### GOAL
Take every line from the listing below that contains "xlabel".

####################

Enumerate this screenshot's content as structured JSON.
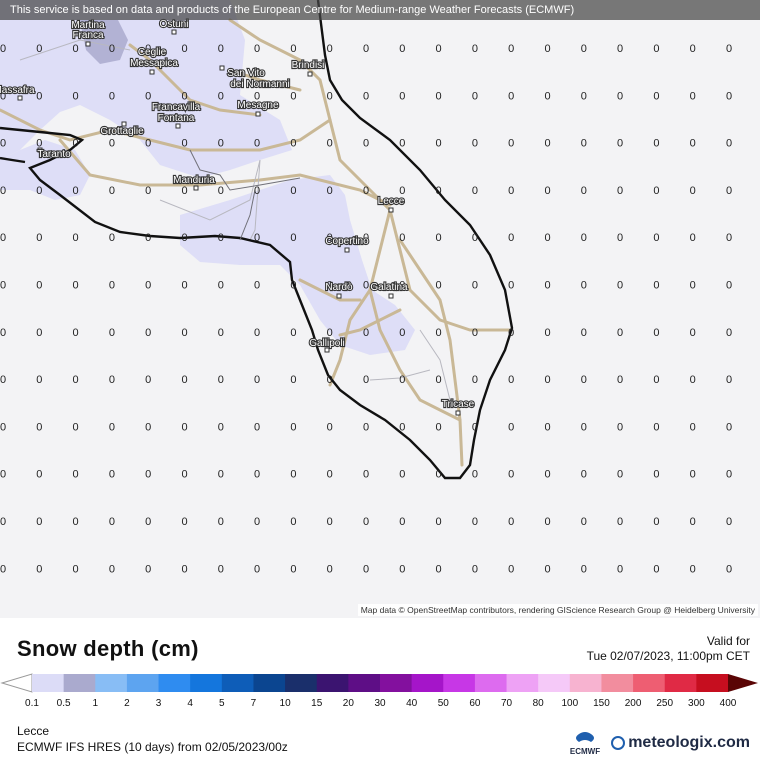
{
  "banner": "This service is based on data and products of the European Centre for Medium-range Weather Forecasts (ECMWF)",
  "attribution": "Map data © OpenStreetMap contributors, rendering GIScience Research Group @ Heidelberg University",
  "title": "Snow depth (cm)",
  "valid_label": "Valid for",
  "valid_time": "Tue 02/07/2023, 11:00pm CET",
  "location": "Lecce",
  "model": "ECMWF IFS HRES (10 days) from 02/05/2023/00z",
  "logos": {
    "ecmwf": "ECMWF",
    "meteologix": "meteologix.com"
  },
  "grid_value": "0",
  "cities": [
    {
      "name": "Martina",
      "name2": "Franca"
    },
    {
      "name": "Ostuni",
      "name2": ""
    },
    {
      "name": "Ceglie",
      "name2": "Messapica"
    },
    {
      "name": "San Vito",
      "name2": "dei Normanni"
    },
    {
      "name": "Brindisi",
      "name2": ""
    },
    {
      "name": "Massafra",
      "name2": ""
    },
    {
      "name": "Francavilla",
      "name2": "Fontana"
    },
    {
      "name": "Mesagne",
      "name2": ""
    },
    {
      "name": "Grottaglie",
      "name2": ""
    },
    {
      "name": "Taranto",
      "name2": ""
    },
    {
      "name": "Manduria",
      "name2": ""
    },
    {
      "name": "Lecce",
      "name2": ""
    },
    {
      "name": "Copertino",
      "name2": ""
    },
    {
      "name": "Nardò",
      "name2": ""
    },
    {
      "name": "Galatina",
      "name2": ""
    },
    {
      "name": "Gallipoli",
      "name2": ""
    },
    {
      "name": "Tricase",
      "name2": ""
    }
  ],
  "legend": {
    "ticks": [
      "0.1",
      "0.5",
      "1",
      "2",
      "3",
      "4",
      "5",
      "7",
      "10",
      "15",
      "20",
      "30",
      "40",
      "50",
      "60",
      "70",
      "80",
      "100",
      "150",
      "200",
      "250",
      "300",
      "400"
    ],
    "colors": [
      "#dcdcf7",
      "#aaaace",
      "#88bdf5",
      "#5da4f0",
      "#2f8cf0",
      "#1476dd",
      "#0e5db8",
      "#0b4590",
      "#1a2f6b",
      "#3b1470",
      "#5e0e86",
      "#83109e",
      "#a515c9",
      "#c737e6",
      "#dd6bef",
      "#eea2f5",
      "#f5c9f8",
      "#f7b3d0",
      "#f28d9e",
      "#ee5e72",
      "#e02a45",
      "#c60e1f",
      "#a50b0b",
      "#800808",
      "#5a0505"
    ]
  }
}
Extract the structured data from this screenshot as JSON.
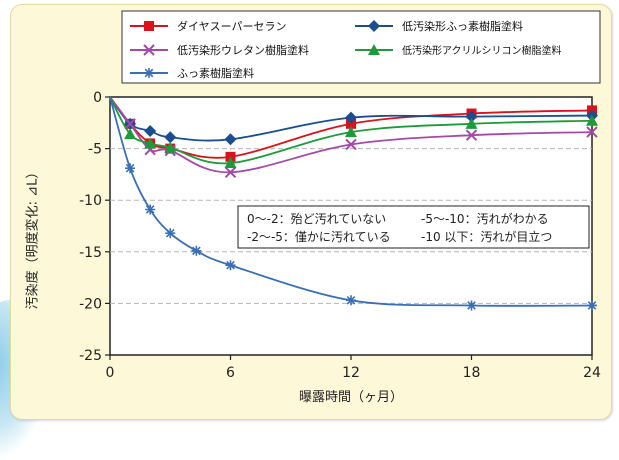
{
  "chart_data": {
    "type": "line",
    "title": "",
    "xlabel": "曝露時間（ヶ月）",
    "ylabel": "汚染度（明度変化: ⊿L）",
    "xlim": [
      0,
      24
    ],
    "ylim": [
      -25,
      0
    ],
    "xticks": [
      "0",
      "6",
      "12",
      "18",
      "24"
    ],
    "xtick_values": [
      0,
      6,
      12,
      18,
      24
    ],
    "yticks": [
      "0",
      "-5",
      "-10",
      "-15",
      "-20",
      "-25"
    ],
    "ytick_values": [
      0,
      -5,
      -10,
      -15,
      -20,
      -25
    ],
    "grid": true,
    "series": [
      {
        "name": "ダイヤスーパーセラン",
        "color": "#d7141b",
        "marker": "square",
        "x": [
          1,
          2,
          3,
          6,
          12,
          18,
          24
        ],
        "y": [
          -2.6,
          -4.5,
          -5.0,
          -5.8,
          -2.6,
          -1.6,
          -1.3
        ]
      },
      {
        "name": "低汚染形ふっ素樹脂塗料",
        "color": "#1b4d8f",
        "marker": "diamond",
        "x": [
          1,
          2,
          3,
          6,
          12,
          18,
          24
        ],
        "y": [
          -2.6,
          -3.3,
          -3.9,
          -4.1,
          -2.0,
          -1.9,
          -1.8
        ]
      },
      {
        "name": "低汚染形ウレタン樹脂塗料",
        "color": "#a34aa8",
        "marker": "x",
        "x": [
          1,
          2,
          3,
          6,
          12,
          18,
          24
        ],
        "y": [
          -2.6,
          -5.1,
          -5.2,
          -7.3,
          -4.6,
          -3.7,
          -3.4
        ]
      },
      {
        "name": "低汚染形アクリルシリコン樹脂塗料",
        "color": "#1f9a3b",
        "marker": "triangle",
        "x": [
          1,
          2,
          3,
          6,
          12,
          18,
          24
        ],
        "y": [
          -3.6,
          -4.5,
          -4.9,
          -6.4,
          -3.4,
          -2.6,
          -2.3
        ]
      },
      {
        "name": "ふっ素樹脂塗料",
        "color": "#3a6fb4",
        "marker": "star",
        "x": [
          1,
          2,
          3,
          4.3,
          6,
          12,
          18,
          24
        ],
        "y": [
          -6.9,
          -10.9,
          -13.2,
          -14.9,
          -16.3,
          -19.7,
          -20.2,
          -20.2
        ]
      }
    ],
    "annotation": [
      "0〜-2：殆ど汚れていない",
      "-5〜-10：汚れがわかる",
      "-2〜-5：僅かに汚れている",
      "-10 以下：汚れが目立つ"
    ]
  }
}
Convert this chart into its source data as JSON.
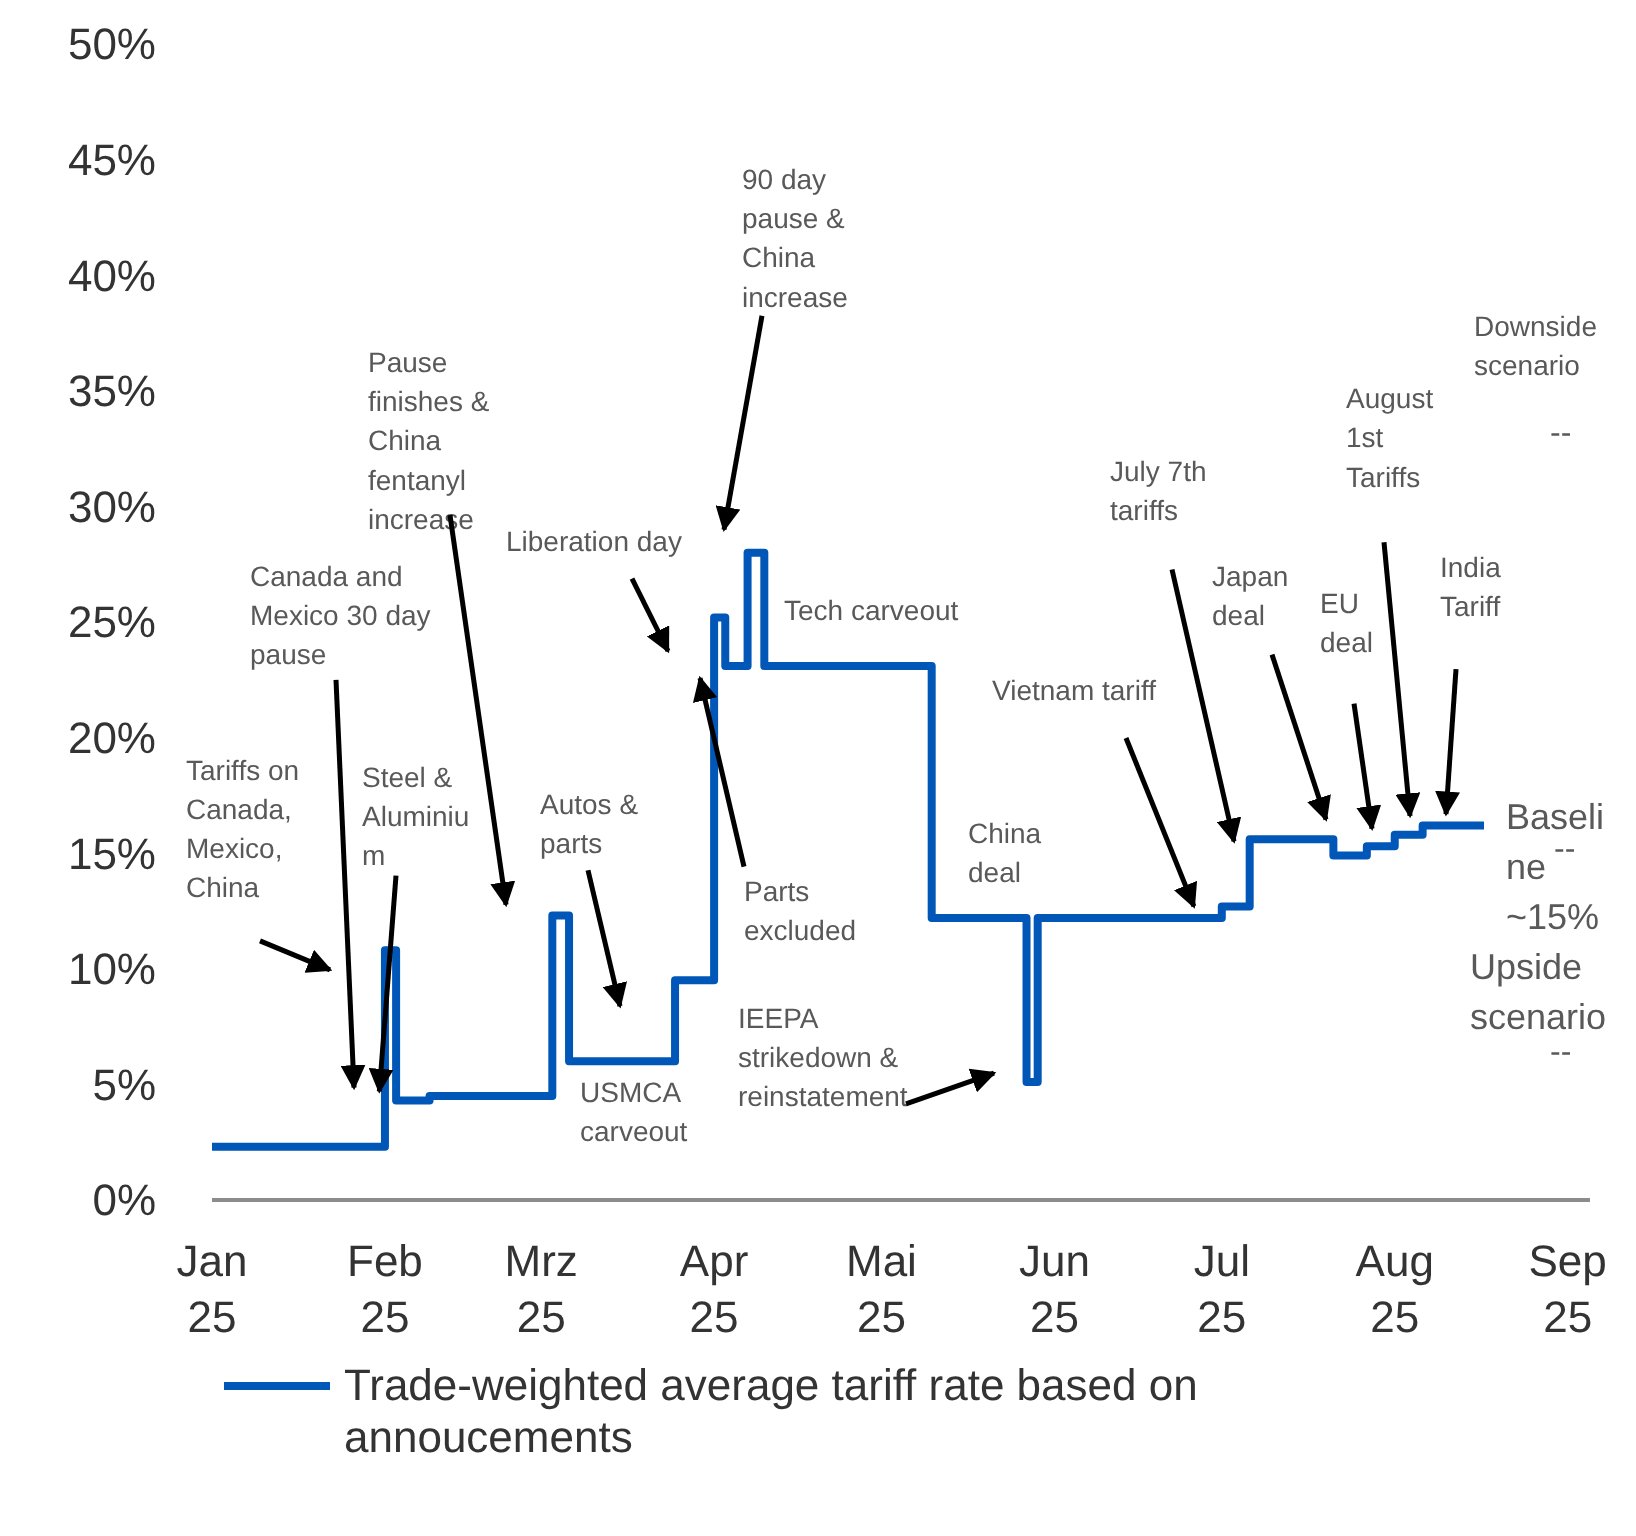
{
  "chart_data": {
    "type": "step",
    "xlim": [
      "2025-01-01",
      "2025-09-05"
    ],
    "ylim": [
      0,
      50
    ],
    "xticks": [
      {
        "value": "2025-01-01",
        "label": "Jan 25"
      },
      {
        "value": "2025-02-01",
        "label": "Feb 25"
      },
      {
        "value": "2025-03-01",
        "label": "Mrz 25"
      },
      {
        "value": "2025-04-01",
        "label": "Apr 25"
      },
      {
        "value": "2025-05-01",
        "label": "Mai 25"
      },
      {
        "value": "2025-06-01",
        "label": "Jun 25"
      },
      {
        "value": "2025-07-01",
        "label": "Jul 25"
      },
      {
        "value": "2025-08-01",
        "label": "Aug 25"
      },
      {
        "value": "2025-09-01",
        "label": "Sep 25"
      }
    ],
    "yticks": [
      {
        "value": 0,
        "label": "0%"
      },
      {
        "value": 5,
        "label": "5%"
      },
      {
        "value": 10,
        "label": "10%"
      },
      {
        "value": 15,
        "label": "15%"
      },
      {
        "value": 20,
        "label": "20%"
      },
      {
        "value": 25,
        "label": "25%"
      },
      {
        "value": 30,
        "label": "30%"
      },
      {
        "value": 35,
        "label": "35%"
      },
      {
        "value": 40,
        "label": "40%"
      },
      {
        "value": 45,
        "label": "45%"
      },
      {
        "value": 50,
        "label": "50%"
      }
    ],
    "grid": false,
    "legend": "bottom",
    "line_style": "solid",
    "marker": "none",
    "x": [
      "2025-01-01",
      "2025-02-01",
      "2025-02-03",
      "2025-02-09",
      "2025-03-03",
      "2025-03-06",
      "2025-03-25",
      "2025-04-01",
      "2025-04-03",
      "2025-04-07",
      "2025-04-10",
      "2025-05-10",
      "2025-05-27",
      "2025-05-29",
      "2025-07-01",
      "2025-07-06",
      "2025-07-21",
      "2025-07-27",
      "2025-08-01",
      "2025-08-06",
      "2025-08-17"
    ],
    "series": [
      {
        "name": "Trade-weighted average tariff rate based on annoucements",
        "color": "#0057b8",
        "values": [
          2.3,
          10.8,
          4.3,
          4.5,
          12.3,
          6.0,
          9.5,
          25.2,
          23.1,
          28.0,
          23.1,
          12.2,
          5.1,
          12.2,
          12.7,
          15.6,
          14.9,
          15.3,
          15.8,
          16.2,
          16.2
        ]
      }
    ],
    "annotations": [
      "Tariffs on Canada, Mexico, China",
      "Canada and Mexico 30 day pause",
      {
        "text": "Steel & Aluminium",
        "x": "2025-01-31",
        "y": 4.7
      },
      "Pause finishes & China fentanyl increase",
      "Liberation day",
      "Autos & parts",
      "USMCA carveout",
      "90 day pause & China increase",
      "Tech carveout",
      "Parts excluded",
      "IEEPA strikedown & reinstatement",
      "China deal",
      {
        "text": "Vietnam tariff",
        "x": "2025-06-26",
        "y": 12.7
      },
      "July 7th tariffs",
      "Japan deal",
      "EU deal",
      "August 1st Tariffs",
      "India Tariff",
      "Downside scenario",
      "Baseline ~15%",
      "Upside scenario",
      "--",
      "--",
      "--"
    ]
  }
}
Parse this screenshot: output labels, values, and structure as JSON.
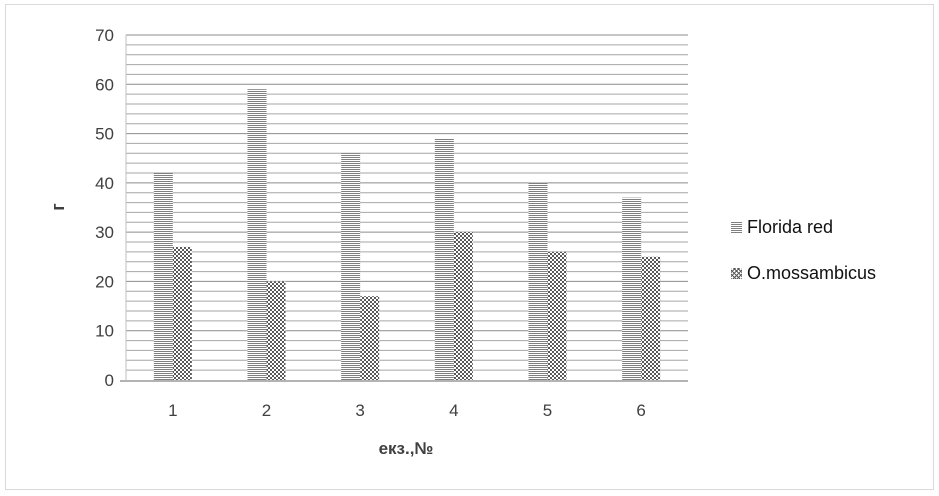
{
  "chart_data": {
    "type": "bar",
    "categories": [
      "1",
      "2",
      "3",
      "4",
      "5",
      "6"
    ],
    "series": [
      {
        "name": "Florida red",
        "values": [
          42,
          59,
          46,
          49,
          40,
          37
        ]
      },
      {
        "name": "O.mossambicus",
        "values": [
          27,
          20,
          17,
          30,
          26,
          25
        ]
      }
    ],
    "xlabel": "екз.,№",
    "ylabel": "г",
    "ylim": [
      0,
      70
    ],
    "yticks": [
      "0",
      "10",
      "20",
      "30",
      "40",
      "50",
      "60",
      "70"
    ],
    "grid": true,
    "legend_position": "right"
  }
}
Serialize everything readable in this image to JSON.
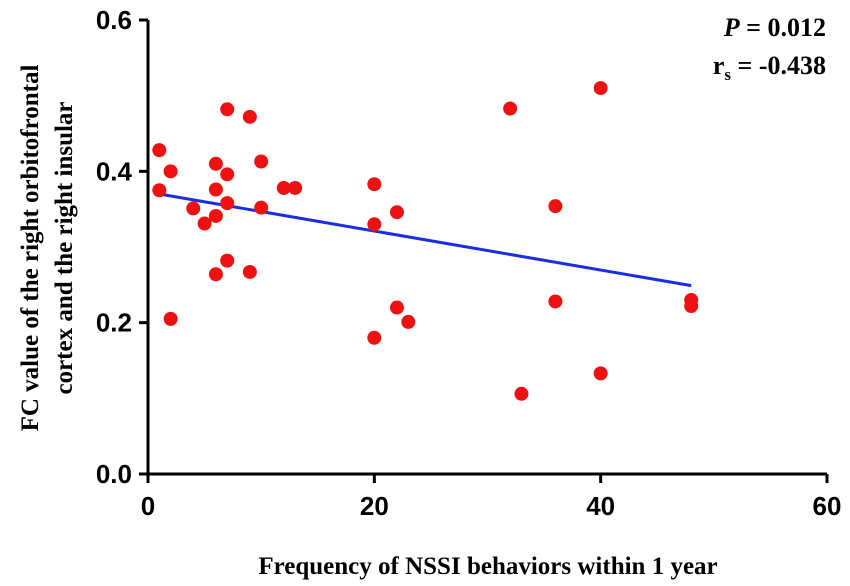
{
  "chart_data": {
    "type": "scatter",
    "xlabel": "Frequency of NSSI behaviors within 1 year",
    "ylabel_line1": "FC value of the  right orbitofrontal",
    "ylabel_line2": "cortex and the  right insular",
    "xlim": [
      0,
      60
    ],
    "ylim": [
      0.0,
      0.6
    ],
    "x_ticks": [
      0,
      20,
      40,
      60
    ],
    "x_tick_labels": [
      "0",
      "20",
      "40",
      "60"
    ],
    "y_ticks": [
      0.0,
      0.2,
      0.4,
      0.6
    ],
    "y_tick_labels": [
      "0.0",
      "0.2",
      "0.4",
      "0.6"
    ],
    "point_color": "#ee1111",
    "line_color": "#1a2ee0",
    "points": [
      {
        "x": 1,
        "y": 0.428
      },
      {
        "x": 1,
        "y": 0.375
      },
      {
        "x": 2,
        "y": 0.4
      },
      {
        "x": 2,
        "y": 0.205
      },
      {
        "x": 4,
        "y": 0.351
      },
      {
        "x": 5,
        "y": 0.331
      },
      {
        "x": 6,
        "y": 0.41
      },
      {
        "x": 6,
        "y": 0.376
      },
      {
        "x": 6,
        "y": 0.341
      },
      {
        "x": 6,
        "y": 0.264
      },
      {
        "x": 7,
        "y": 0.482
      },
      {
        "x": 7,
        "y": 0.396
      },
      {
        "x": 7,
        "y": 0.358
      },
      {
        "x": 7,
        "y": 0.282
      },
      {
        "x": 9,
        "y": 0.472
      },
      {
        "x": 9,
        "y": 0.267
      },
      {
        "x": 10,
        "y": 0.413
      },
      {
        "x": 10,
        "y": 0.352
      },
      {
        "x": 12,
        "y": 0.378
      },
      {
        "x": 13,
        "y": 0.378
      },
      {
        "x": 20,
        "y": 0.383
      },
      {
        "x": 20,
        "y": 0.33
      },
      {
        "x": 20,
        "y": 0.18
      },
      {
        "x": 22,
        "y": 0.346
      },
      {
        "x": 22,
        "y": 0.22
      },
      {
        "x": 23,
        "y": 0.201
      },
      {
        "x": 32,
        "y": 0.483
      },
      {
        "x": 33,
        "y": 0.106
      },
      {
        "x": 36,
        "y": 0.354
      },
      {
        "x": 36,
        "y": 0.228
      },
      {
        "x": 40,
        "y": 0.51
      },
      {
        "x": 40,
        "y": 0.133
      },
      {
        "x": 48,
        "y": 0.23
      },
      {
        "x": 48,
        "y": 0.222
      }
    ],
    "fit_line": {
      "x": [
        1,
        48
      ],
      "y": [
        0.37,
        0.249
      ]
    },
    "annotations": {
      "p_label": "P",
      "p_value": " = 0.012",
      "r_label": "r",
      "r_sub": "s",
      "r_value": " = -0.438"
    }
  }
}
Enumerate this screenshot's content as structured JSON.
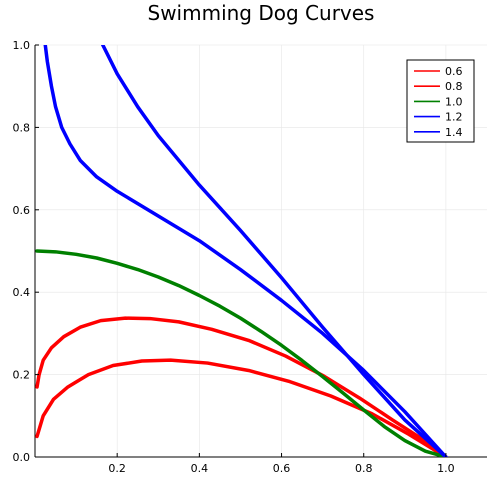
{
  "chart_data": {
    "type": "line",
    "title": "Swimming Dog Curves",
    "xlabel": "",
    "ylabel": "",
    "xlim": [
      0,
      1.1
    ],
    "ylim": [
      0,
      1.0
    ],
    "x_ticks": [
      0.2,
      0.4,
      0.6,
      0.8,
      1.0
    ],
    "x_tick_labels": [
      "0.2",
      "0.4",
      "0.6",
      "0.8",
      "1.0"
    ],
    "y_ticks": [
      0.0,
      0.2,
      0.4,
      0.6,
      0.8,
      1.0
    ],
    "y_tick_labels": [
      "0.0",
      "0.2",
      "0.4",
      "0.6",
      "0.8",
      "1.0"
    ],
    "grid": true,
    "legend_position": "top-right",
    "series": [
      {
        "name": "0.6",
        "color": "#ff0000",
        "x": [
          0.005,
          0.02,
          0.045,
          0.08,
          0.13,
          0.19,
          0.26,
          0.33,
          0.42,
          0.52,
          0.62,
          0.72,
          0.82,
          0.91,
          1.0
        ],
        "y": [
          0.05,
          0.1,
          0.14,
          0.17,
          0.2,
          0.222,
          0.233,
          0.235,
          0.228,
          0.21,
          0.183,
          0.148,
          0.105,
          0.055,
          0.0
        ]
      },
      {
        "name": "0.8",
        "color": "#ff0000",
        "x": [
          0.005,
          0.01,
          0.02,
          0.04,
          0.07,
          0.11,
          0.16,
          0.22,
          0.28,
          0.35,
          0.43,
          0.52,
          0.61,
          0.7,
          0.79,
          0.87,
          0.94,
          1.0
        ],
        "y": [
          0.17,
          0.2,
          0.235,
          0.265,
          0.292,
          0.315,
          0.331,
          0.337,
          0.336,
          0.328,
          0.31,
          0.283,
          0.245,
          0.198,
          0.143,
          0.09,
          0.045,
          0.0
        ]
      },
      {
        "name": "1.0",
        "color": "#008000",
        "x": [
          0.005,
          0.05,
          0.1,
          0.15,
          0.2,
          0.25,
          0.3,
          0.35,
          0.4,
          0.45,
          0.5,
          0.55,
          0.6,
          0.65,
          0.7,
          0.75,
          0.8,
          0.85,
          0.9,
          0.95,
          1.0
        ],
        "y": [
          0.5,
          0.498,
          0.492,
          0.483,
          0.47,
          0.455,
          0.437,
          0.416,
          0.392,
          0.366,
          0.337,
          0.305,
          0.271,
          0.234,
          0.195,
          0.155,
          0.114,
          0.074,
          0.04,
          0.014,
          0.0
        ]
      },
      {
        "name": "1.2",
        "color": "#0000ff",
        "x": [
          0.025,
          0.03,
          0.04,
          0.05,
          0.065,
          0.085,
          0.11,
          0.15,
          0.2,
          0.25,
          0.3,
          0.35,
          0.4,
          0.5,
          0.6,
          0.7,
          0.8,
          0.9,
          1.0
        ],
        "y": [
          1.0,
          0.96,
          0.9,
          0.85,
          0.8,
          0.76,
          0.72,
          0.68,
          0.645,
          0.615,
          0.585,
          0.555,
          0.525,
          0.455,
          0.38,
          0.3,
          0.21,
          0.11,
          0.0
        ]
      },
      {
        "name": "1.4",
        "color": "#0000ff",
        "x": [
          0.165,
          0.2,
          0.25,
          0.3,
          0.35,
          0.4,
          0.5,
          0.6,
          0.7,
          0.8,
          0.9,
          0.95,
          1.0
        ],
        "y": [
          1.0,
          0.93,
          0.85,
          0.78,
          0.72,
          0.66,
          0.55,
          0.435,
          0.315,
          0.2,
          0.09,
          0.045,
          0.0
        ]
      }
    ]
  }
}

####################

### CORRECT RESULT
    "xlabel": "曝露時間（ヶ月）",
    "xlabel": "екз.,№",
    "xlabel": "Frequency of NSSI behaviors within 1 year",
    "xlabel": "",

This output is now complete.